• _Given task_
Find how many lines in the data below mention "refluxed". Give the number only.

[Lines of data]
· · · · ·

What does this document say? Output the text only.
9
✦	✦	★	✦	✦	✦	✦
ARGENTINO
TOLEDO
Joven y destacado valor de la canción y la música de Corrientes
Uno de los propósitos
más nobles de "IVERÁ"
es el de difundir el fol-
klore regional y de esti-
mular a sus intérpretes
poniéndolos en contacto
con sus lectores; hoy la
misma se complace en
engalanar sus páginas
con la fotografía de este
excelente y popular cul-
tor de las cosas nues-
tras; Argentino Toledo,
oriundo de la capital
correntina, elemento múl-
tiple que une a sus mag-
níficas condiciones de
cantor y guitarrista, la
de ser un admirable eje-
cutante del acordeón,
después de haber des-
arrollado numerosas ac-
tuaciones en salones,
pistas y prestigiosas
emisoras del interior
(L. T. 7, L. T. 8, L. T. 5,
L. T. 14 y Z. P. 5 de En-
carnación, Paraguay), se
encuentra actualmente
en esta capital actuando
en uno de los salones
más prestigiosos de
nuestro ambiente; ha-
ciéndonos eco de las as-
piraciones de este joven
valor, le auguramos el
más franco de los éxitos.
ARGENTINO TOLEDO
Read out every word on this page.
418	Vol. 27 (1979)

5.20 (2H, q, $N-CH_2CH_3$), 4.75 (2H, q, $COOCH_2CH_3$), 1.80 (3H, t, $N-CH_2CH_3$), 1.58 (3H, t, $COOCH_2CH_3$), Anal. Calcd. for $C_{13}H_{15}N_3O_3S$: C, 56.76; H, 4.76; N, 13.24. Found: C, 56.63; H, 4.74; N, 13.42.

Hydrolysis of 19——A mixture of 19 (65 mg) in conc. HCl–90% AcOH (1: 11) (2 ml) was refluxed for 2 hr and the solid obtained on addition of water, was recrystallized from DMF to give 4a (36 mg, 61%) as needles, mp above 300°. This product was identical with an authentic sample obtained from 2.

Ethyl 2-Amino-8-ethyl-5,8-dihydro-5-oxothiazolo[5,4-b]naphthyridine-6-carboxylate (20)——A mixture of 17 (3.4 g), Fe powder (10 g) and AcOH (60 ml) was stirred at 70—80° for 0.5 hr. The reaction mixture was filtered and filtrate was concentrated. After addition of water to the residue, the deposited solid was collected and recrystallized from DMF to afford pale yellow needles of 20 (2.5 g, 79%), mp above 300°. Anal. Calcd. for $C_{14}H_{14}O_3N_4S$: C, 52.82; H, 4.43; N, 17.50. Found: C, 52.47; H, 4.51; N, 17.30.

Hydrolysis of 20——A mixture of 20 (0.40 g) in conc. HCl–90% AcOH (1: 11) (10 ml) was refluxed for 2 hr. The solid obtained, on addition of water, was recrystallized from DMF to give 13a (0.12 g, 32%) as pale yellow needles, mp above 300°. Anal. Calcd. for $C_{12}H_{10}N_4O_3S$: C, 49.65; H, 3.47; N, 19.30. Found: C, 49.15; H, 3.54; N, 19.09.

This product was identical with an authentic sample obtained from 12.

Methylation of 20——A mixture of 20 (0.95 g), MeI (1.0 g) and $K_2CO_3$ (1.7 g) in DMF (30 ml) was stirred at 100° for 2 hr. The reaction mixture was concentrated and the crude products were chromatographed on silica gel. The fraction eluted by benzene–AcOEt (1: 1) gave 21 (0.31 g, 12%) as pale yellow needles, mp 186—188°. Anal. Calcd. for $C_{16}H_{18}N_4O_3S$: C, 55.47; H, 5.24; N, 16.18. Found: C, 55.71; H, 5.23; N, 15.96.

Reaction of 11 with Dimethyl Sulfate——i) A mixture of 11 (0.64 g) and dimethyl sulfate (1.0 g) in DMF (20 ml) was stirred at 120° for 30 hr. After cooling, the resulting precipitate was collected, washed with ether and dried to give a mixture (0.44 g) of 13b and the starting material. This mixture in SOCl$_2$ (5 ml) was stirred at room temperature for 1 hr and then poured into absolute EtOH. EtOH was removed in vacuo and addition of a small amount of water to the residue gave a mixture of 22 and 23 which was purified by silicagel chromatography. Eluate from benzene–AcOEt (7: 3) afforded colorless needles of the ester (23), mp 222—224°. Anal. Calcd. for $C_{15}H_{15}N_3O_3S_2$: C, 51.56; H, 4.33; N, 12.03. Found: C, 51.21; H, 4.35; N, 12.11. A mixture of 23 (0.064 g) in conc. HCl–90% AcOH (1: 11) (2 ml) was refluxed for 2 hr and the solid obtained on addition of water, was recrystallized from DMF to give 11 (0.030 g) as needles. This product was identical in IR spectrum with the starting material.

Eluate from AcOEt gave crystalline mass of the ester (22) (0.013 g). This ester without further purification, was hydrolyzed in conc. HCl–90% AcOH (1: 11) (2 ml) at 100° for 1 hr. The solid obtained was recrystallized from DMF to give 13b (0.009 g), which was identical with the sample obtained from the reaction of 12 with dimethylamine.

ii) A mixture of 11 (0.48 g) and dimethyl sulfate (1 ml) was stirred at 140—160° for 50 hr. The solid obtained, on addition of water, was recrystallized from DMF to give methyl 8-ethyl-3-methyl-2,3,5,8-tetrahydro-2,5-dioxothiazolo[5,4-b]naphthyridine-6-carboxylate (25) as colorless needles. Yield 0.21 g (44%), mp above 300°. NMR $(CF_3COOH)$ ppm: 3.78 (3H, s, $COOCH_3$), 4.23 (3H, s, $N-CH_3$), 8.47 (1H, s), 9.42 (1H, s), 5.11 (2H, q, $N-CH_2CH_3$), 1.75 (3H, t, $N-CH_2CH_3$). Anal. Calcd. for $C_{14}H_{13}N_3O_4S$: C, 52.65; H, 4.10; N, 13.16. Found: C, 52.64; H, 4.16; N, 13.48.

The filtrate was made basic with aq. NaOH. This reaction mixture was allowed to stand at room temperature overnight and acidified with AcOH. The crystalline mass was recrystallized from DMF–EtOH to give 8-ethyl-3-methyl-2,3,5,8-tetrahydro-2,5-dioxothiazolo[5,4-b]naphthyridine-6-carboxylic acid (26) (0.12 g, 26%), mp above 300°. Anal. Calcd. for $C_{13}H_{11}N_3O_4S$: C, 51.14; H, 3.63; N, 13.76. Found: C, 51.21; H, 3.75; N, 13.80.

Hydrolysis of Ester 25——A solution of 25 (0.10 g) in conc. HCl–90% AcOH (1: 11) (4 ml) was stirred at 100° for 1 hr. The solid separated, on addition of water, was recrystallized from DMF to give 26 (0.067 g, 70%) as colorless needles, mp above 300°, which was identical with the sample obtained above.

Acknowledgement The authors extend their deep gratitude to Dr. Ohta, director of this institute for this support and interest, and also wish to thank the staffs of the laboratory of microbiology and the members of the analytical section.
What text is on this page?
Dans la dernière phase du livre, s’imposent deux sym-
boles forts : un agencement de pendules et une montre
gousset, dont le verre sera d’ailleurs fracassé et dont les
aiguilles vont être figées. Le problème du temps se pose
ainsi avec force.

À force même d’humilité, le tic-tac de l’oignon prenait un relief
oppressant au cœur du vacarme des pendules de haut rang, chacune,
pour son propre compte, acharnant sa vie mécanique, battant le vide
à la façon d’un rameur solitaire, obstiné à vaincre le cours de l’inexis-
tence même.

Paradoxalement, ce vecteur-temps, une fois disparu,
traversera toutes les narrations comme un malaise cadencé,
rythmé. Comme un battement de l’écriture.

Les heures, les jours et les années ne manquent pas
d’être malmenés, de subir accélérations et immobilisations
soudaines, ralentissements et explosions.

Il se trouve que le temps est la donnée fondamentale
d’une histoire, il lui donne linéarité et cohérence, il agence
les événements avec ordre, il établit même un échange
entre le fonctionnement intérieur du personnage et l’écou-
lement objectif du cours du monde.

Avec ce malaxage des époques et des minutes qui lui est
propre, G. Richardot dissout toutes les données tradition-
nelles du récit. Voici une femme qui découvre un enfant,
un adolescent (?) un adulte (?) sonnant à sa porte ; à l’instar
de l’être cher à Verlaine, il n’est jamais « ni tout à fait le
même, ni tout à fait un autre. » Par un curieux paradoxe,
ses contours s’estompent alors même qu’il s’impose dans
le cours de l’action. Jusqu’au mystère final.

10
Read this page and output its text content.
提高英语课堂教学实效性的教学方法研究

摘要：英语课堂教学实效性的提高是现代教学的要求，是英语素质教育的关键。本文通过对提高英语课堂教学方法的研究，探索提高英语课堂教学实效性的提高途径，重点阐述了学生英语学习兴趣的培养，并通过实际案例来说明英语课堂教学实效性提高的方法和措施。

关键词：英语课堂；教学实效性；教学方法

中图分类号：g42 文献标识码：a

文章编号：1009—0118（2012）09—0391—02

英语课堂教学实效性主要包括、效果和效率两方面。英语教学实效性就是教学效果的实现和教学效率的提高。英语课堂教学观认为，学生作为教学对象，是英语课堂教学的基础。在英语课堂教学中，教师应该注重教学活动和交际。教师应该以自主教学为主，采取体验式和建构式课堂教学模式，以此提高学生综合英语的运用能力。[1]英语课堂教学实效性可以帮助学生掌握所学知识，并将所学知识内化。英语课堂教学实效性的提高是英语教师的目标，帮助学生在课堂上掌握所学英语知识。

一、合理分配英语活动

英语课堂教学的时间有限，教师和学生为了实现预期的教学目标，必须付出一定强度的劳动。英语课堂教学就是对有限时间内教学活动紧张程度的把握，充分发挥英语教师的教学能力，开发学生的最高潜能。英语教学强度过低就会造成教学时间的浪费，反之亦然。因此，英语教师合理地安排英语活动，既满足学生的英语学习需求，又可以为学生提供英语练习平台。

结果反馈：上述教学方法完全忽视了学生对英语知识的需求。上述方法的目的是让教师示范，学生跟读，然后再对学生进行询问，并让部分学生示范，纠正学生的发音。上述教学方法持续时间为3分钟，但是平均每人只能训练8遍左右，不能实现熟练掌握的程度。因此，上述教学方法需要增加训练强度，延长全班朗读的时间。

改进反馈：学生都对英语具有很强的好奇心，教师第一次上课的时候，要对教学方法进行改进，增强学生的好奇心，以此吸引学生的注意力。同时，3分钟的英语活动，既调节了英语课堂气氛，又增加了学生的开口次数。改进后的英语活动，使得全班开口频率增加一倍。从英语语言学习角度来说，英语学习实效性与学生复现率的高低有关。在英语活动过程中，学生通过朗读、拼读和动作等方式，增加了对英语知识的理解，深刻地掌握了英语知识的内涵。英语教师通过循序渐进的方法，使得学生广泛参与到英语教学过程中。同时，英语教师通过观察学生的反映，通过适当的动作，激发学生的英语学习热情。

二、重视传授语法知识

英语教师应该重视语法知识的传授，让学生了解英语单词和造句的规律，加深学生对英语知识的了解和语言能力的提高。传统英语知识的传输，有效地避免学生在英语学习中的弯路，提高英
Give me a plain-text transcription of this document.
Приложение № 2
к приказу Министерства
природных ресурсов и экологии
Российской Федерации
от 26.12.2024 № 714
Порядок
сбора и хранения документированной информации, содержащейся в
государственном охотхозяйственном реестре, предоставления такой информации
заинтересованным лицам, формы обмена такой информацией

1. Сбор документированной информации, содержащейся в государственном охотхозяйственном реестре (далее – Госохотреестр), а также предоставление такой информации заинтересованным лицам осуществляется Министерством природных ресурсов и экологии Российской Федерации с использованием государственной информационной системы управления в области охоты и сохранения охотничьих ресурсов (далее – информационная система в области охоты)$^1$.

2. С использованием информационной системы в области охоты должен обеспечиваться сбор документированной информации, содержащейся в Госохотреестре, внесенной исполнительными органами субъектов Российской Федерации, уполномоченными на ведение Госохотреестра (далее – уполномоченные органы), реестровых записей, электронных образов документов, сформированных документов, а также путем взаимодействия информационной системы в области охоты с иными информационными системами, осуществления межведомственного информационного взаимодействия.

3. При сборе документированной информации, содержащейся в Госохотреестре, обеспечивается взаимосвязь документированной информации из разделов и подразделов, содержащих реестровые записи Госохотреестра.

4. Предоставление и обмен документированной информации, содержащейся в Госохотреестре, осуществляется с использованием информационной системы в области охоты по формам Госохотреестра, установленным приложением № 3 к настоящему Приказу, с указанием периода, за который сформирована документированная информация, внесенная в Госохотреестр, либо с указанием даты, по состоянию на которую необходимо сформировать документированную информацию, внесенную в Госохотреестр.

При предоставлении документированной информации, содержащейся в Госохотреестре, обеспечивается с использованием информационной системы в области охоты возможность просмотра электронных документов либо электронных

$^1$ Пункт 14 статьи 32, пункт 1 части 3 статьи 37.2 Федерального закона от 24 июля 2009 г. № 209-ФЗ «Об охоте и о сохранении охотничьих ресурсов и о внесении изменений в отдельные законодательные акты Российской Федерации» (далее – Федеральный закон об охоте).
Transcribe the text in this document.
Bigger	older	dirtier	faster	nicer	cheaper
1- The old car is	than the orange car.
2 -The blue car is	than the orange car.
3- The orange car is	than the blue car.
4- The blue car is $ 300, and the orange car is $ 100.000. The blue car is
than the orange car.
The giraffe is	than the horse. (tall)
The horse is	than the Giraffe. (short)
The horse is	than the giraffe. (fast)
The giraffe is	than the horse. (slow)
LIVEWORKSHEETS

· · · · ·

• _Complete output_
3